Data records
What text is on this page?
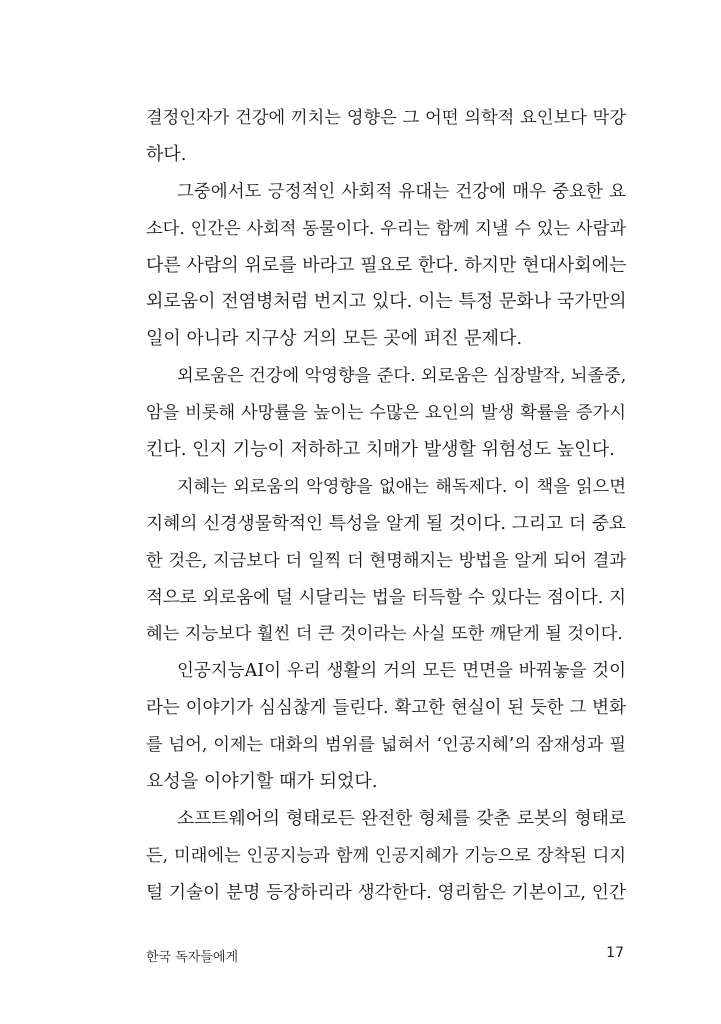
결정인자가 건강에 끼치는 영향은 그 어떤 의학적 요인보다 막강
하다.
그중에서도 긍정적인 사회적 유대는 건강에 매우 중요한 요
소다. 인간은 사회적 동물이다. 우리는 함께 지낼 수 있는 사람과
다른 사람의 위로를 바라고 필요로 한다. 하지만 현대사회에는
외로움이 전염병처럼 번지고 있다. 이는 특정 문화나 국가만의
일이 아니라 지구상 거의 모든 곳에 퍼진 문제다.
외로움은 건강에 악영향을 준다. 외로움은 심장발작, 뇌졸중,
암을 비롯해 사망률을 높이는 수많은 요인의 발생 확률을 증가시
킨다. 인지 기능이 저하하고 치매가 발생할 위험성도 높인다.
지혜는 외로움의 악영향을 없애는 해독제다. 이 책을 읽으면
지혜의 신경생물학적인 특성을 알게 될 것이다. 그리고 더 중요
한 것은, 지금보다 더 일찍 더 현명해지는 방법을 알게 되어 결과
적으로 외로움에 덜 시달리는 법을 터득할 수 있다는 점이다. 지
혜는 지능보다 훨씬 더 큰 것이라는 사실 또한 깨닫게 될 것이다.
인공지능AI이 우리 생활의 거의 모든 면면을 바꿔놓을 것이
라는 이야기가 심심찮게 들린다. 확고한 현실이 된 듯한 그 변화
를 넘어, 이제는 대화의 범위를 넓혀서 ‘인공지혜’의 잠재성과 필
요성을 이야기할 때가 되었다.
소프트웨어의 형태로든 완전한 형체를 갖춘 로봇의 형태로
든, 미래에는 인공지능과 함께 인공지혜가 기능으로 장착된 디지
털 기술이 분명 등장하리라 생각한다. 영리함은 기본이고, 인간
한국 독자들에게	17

Instruction » Look through the entries and find each line that has the string "악영향을". Copy those lines.

Output of the exercise »
외로움은 건강에 악영향을 준다. 외로움은 심장발작, 뇌졸중,
지혜는 외로움의 악영향을 없애는 해독제다. 이 책을 읽으면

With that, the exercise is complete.